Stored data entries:
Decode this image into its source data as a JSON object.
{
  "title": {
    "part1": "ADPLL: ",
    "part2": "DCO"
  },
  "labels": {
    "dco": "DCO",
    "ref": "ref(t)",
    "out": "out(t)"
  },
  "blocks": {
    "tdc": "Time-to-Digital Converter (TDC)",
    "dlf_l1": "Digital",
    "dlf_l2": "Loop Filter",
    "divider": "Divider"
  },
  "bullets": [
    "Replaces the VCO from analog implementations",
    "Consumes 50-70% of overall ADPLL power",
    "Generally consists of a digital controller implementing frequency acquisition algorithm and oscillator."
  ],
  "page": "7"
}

...

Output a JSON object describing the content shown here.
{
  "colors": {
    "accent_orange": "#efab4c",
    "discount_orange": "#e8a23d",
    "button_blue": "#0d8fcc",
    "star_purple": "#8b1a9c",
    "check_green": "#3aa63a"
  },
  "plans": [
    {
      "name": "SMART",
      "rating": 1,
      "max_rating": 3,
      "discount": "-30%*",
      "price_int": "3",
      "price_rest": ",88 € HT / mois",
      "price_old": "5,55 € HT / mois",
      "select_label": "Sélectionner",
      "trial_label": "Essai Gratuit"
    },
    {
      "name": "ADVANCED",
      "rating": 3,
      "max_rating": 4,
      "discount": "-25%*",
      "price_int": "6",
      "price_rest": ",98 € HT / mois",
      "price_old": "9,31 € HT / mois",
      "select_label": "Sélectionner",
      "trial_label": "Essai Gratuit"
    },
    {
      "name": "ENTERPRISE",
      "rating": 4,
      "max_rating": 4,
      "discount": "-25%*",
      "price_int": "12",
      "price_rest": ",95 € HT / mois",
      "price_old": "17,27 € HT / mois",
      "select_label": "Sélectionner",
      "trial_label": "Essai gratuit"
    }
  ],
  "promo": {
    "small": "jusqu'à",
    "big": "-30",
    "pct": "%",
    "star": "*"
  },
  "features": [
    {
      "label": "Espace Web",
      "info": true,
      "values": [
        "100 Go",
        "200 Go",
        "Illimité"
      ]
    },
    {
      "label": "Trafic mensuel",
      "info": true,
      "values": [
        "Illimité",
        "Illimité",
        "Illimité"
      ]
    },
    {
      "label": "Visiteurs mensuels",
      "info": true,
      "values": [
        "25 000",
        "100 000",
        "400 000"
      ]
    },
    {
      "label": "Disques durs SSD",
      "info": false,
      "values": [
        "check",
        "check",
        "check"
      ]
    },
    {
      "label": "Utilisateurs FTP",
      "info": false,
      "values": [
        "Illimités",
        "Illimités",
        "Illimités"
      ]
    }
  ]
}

--

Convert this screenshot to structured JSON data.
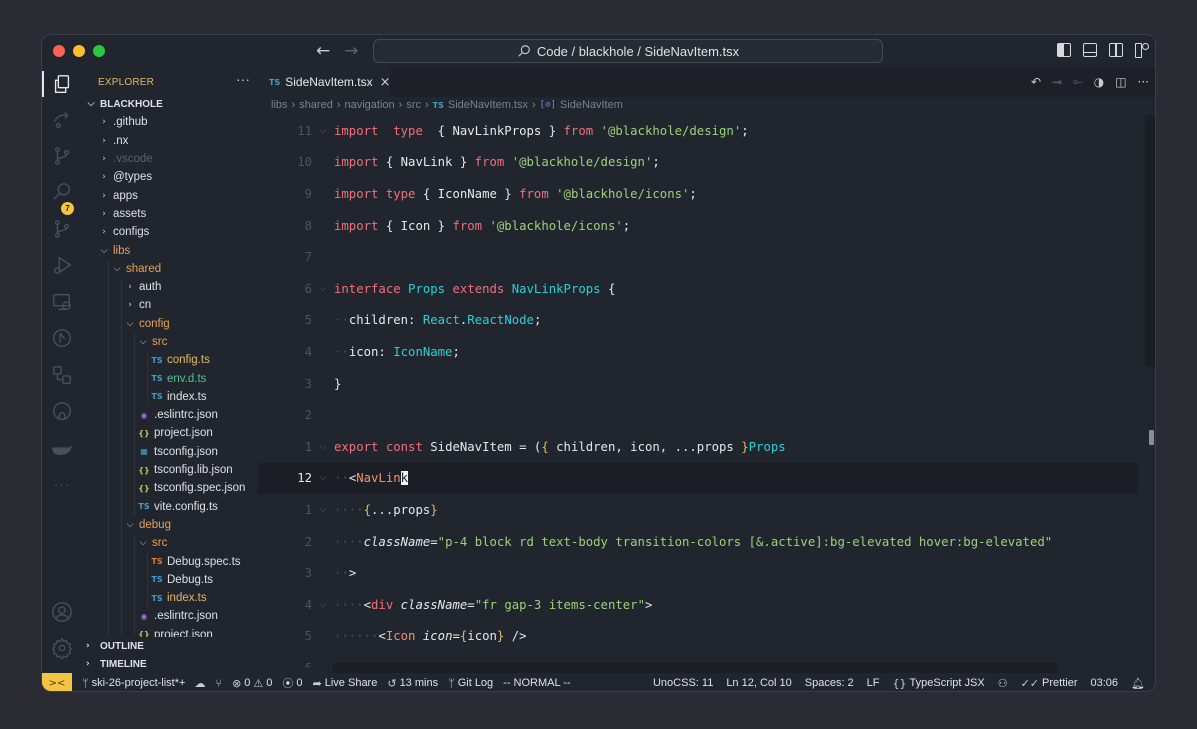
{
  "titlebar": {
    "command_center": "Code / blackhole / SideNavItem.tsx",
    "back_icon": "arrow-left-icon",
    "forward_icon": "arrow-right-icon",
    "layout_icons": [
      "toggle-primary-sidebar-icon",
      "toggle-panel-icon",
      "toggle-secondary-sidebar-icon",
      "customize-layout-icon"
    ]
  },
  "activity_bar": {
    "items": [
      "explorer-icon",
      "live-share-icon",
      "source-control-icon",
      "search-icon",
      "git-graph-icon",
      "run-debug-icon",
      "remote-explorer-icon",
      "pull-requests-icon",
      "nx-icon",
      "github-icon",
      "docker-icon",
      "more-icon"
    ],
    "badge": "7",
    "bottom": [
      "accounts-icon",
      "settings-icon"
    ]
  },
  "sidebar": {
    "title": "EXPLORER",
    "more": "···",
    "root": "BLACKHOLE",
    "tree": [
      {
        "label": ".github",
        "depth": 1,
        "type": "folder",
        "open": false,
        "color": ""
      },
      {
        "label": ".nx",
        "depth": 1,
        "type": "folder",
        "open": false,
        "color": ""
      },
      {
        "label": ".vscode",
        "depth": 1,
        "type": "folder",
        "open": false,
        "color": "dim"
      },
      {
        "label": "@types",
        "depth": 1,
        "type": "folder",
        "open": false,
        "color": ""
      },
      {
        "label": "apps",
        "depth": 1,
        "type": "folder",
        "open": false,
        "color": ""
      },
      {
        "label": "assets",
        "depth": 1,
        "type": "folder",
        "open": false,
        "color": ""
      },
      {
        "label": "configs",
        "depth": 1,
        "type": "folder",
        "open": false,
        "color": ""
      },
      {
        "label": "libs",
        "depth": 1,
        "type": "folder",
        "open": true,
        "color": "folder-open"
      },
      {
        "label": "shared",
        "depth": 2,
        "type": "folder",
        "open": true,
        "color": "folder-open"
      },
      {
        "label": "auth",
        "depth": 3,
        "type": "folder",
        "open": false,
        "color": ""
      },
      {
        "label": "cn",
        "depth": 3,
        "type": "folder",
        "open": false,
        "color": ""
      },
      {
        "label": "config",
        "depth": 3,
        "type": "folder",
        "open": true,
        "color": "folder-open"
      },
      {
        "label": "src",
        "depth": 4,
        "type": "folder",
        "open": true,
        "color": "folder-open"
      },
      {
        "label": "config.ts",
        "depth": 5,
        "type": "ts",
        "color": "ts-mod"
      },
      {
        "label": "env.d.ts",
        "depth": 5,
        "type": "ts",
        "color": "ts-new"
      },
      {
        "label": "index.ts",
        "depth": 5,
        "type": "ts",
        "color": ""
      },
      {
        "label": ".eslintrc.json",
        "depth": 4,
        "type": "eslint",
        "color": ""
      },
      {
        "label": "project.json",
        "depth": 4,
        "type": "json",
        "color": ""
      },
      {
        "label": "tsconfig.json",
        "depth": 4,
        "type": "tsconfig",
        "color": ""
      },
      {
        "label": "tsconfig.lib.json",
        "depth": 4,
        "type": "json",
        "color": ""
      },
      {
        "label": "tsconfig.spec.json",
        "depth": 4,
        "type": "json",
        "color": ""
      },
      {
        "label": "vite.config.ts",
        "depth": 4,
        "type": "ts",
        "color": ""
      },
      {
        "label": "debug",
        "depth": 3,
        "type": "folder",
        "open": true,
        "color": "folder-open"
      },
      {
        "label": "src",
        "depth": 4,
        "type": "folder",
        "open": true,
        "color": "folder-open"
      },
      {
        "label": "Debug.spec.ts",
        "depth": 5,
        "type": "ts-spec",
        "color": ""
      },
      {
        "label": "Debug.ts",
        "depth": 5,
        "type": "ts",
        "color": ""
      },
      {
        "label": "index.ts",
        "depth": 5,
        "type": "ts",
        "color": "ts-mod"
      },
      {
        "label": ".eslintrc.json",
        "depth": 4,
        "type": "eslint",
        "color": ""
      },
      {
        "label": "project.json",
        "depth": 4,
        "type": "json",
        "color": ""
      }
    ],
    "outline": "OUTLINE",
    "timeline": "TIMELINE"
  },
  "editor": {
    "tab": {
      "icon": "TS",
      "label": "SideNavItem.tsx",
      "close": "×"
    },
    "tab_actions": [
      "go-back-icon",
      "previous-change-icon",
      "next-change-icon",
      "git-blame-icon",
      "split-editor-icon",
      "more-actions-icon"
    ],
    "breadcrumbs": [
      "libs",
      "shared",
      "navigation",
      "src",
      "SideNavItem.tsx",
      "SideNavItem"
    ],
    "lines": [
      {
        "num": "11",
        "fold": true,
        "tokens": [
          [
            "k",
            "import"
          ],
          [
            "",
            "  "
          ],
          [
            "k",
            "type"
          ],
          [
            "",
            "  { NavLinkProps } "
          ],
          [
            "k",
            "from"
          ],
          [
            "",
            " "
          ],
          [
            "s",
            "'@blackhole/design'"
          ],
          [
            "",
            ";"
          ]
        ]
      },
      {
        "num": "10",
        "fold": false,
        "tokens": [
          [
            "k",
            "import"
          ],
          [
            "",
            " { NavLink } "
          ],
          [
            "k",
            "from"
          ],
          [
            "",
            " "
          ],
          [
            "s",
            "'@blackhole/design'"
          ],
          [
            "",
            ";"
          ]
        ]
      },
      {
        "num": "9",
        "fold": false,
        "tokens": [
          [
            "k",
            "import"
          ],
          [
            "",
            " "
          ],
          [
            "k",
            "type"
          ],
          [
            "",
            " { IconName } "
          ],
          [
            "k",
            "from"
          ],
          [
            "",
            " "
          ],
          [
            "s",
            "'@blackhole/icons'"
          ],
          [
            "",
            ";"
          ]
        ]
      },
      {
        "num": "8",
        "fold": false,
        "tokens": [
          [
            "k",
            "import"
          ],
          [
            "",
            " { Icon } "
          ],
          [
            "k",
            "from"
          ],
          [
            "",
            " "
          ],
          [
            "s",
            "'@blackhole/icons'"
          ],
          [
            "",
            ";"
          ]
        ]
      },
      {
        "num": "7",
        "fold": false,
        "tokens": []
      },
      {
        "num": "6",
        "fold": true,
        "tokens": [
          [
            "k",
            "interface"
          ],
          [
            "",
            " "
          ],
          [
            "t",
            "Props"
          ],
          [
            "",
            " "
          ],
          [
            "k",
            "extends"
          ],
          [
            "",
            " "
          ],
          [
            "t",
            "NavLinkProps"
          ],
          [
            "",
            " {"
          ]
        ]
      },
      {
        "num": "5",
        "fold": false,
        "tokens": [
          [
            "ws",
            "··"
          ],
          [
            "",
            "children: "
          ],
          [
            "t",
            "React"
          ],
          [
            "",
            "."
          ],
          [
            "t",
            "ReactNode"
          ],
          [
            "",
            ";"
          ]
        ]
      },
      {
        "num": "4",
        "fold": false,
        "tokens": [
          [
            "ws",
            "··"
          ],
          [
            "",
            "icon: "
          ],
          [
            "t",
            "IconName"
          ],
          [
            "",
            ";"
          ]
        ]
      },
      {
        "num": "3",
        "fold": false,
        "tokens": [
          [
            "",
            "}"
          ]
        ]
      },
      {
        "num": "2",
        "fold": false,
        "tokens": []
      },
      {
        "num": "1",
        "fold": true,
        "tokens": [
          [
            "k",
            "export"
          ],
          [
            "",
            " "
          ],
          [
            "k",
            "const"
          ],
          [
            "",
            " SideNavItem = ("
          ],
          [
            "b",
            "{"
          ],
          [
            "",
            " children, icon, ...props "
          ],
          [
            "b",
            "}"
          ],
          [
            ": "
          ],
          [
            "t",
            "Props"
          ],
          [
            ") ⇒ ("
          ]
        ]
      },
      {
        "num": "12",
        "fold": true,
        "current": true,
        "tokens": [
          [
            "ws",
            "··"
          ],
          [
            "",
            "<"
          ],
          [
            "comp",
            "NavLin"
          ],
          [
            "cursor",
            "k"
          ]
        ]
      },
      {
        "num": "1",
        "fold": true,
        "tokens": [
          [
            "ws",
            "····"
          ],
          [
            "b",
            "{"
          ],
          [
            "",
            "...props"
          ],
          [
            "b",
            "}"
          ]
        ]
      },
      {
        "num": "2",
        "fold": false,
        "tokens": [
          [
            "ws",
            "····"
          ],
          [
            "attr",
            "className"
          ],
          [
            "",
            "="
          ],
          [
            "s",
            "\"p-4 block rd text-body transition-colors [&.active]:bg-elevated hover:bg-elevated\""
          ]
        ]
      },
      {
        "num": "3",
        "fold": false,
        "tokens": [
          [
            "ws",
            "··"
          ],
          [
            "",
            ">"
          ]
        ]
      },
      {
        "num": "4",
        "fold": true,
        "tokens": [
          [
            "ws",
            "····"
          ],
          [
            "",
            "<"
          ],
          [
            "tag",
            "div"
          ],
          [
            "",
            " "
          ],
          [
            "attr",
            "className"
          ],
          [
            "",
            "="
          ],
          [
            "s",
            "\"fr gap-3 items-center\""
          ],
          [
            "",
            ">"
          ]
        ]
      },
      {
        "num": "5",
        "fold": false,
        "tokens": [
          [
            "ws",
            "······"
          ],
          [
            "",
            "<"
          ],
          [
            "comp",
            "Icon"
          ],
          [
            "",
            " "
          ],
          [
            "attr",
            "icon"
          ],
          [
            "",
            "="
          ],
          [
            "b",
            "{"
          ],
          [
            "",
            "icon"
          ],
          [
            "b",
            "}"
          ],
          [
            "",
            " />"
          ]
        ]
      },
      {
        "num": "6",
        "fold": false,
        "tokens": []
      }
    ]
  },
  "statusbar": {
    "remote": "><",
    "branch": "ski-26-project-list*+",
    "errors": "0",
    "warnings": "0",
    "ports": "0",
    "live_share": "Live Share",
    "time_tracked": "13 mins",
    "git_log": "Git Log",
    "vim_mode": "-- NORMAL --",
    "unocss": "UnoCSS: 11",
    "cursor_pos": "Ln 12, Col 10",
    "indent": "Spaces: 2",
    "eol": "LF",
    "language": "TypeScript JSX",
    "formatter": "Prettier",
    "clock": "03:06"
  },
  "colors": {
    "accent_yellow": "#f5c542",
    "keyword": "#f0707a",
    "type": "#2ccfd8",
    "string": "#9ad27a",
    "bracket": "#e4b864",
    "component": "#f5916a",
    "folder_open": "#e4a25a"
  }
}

- [INSTRUCTIONS FOR THE TASK]:
Provide solely the number of lines in the data that include the word "tsconfig".

- [OUTPUT]:
4